> EXERCISE
Write out every single entry exactly.

+---+

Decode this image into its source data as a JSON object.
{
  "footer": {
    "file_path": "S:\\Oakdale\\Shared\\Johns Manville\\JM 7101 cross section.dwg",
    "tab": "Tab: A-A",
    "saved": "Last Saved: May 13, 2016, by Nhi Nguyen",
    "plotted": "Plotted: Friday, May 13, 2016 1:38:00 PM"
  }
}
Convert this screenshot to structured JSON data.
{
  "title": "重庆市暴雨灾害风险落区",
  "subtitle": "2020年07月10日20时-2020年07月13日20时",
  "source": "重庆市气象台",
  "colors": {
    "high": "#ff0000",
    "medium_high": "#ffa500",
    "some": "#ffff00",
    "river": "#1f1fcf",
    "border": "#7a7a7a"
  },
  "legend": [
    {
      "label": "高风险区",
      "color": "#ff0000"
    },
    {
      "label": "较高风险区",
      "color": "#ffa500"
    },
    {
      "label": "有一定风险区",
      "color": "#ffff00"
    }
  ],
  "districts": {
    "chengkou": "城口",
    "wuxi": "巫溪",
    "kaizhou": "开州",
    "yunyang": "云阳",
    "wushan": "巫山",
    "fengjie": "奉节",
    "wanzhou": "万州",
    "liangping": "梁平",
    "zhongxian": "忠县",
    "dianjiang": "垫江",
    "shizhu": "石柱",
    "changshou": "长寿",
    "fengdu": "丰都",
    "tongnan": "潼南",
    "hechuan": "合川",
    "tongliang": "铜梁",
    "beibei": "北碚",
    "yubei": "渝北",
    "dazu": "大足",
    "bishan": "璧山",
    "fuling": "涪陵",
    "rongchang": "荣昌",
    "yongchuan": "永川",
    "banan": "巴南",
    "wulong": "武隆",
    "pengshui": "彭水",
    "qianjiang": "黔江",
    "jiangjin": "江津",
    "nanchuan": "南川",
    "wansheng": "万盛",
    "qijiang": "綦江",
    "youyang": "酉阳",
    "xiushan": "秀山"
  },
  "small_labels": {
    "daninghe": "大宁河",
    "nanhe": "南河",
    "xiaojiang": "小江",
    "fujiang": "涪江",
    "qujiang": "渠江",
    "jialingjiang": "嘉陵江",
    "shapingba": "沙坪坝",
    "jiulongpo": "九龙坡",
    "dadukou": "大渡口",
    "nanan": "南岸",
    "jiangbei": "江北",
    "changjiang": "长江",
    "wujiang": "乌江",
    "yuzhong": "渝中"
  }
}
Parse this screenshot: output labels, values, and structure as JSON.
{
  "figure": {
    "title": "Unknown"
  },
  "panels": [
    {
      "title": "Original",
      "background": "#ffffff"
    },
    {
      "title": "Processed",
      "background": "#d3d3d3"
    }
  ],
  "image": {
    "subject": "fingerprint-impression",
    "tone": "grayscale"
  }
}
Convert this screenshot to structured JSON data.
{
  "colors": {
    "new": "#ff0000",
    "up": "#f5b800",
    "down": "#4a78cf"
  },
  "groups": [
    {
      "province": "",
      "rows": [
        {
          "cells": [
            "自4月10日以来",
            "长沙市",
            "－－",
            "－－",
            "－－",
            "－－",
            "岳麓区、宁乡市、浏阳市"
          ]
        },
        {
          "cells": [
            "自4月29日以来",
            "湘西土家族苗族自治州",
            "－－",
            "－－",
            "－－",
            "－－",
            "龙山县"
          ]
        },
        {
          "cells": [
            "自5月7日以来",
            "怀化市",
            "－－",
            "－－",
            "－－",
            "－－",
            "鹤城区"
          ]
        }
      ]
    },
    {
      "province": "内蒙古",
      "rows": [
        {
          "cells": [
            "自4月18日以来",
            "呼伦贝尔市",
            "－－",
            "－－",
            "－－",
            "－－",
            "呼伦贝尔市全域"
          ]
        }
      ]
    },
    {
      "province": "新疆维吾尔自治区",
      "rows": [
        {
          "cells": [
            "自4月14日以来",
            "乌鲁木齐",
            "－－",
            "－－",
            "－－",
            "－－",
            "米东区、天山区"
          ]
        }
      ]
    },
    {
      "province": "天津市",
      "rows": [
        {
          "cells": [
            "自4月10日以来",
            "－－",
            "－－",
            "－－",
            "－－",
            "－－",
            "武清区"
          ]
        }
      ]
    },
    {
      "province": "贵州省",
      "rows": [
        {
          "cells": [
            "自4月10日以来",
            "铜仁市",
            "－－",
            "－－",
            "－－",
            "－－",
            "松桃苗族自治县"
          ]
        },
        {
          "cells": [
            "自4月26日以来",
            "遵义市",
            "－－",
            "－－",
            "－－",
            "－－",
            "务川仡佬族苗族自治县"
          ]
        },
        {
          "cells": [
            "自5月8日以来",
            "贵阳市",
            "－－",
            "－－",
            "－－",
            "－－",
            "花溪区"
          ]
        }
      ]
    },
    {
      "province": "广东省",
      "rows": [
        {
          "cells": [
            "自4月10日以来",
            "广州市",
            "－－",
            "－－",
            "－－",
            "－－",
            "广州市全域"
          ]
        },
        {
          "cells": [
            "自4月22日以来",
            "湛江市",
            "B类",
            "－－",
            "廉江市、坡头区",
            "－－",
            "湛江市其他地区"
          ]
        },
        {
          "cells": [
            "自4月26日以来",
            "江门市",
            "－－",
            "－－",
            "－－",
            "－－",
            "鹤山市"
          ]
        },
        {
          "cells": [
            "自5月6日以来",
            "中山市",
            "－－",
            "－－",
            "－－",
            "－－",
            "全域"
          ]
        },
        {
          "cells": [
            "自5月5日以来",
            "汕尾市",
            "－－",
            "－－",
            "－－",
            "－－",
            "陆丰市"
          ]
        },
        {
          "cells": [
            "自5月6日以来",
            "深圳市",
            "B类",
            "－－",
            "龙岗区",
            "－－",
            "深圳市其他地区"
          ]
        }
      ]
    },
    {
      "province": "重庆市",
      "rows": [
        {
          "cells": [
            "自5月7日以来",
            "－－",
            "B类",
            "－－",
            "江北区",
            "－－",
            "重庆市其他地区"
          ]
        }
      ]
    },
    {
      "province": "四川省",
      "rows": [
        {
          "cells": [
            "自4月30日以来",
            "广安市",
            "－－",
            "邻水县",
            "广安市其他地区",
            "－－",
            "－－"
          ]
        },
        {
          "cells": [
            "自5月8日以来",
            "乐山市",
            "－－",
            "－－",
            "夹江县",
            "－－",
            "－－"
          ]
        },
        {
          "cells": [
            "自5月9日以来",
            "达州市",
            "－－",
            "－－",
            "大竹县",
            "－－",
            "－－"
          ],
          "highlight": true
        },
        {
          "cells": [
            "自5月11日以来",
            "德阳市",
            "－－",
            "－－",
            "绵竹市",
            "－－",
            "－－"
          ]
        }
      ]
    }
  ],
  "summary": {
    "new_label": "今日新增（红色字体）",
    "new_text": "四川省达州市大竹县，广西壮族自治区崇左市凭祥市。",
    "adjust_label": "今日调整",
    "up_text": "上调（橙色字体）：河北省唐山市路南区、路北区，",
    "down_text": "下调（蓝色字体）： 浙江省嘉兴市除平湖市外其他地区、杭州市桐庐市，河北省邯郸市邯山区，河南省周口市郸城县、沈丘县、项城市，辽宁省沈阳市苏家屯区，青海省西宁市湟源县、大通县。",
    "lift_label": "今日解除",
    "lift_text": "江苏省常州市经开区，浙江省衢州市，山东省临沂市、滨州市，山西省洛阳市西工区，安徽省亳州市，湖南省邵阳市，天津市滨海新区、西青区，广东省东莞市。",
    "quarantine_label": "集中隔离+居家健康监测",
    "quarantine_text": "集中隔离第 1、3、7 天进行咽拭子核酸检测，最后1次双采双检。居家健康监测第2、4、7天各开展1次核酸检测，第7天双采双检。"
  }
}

+---+

> RESULT
Decode this image into its source data as a JSON object.
{
  "footer": {
    "file_path": "S:\\Oakdale\\Shared\\Johns Manville\\JM 7101 cross section.dwg",
    "tab": "Tab: A-A",
    "saved": "Last Saved: May 13, 2016, by Nhi Nguyen",
    "plotted": "Plotted: Friday, May 13, 2016 1:38:00 PM"
  }
}
Convert this screenshot to structured JSON data.
{
  "title": "重庆市暴雨灾害风险落区",
  "subtitle": "2020年07月10日20时-2020年07月13日20时",
  "source": "重庆市气象台",
  "colors": {
    "high": "#ff0000",
    "medium_high": "#ffa500",
    "some": "#ffff00",
    "river": "#1f1fcf",
    "border": "#7a7a7a"
  },
  "legend": [
    {
      "label": "高风险区",
      "color": "#ff0000"
    },
    {
      "label": "较高风险区",
      "color": "#ffa500"
    },
    {
      "label": "有一定风险区",
      "color": "#ffff00"
    }
  ],
  "districts": {
    "chengkou": "城口",
    "wuxi": "巫溪",
    "kaizhou": "开州",
    "yunyang": "云阳",
    "wushan": "巫山",
    "fengjie": "奉节",
    "wanzhou": "万州",
    "liangping": "梁平",
    "zhongxian": "忠县",
    "dianjiang": "垫江",
    "shizhu": "石柱",
    "changshou": "长寿",
    "fengdu": "丰都",
    "tongnan": "潼南",
    "hechuan": "合川",
    "tongliang": "铜梁",
    "beibei": "北碚",
    "yubei": "渝北",
    "dazu": "大足",
    "bishan": "璧山",
    "fuling": "涪陵",
    "rongchang": "荣昌",
    "yongchuan": "永川",
    "banan": "巴南",
    "wulong": "武隆",
    "pengshui": "彭水",
    "qianjiang": "黔江",
    "jiangjin": "江津",
    "nanchuan": "南川",
    "wansheng": "万盛",
    "qijiang": "綦江",
    "youyang": "酉阳",
    "xiushan": "秀山"
  },
  "small_labels": {
    "daninghe": "大宁河",
    "nanhe": "南河",
    "xiaojiang": "小江",
    "fujiang": "涪江",
    "qujiang": "渠江",
    "jialingjiang": "嘉陵江",
    "shapingba": "沙坪坝",
    "jiulongpo": "九龙坡",
    "dadukou": "大渡口",
    "nanan": "南岸",
    "jiangbei": "江北",
    "changjiang": "长江",
    "wujiang": "乌江",
    "yuzhong": "渝中"
  }
}
Parse this screenshot: output labels, values, and structure as JSON.
{
  "figure": {
    "title": "Unknown"
  },
  "panels": [
    {
      "title": "Original",
      "background": "#ffffff"
    },
    {
      "title": "Processed",
      "background": "#d3d3d3"
    }
  ],
  "image": {
    "subject": "fingerprint-impression",
    "tone": "grayscale"
  }
}
Convert this screenshot to structured JSON data.
{
  "colors": {
    "new": "#ff0000",
    "up": "#f5b800",
    "down": "#4a78cf"
  },
  "groups": [
    {
      "province": "",
      "rows": [
        {
          "cells": [
            "自4月10日以来",
            "长沙市",
            "－－",
            "－－",
            "－－",
            "－－",
            "岳麓区、宁乡市、浏阳市"
          ]
        },
        {
          "cells": [
            "自4月29日以来",
            "湘西土家族苗族自治州",
            "－－",
            "－－",
            "－－",
            "－－",
            "龙山县"
          ]
        },
        {
          "cells": [
            "自5月7日以来",
            "怀化市",
            "－－",
            "－－",
            "－－",
            "－－",
            "鹤城区"
          ]
        }
      ]
    },
    {
      "province": "内蒙古",
      "rows": [
        {
          "cells": [
            "自4月18日以来",
            "呼伦贝尔市",
            "－－",
            "－－",
            "－－",
            "－－",
            "呼伦贝尔市全域"
          ]
        }
      ]
    },
    {
      "province": "新疆维吾尔自治区",
      "rows": [
        {
          "cells": [
            "自4月14日以来",
            "乌鲁木齐",
            "－－",
            "－－",
            "－－",
            "－－",
            "米东区、天山区"
          ]
        }
      ]
    },
    {
      "province": "天津市",
      "rows": [
        {
          "cells": [
            "自4月10日以来",
            "－－",
            "－－",
            "－－",
            "－－",
            "－－",
            "武清区"
          ]
        }
      ]
    },
    {
      "province": "贵州省",
      "rows": [
        {
          "cells": [
            "自4月10日以来",
            "铜仁市",
            "－－",
            "－－",
            "－－",
            "－－",
            "松桃苗族自治县"
          ]
        },
        {
          "cells": [
            "自4月26日以来",
            "遵义市",
            "－－",
            "－－",
            "－－",
            "－－",
            "务川仡佬族苗族自治县"
          ]
        },
        {
          "cells": [
            "自5月8日以来",
            "贵阳市",
            "－－",
            "－－",
            "－－",
            "－－",
            "花溪区"
          ]
        }
      ]
    },
    {
      "province": "广东省",
      "rows": [
        {
          "cells": [
            "自4月10日以来",
            "广州市",
            "－－",
            "－－",
            "－－",
            "－－",
            "广州市全域"
          ]
        },
        {
          "cells": [
            "自4月22日以来",
            "湛江市",
            "B类",
            "－－",
            "廉江市、坡头区",
            "－－",
            "湛江市其他地区"
          ]
        },
        {
          "cells": [
            "自4月26日以来",
            "江门市",
            "－－",
            "－－",
            "－－",
            "－－",
            "鹤山市"
          ]
        },
        {
          "cells": [
            "自5月6日以来",
            "中山市",
            "－－",
            "－－",
            "－－",
            "－－",
            "全域"
          ]
        },
        {
          "cells": [
            "自5月5日以来",
            "汕尾市",
            "－－",
            "－－",
            "－－",
            "－－",
            "陆丰市"
          ]
        },
        {
          "cells": [
            "自5月6日以来",
            "深圳市",
            "B类",
            "－－",
            "龙岗区",
            "－－",
            "深圳市其他地区"
          ]
        }
      ]
    },
    {
      "province": "重庆市",
      "rows": [
        {
          "cells": [
            "自5月7日以来",
            "－－",
            "B类",
            "－－",
            "江北区",
            "－－",
            "重庆市其他地区"
          ]
        }
      ]
    },
    {
      "province": "四川省",
      "rows": [
        {
          "cells": [
            "自4月30日以来",
            "广安市",
            "－－",
            "邻水县",
            "广安市其他地区",
            "－－",
            "－－"
          ]
        },
        {
          "cells": [
            "自5月8日以来",
            "乐山市",
            "－－",
            "－－",
            "夹江县",
            "－－",
            "－－"
          ]
        },
        {
          "cells": [
            "自5月9日以来",
            "达州市",
            "－－",
            "－－",
            "大竹县",
            "－－",
            "－－"
          ],
          "highlight": true
        },
        {
          "cells": [
            "自5月11日以来",
            "德阳市",
            "－－",
            "－－",
            "绵竹市",
            "－－",
            "－－"
          ]
        }
      ]
    }
  ],
  "summary": {
    "new_label": "今日新增（红色字体）",
    "new_text": "四川省达州市大竹县，广西壮族自治区崇左市凭祥市。",
    "adjust_label": "今日调整",
    "up_text": "上调（橙色字体）：河北省唐山市路南区、路北区，",
    "down_text": "下调（蓝色字体）： 浙江省嘉兴市除平湖市外其他地区、杭州市桐庐市，河北省邯郸市邯山区，河南省周口市郸城县、沈丘县、项城市，辽宁省沈阳市苏家屯区，青海省西宁市湟源县、大通县。",
    "lift_label": "今日解除",
    "lift_text": "江苏省常州市经开区，浙江省衢州市，山东省临沂市、滨州市，山西省洛阳市西工区，安徽省亳州市，湖南省邵阳市，天津市滨海新区、西青区，广东省东莞市。",
    "quarantine_label": "集中隔离+居家健康监测",
    "quarantine_text": "集中隔离第 1、3、7 天进行咽拭子核酸检测，最后1次双采双检。居家健康监测第2、4、7天各开展1次核酸检测，第7天双采双检。"
  }
}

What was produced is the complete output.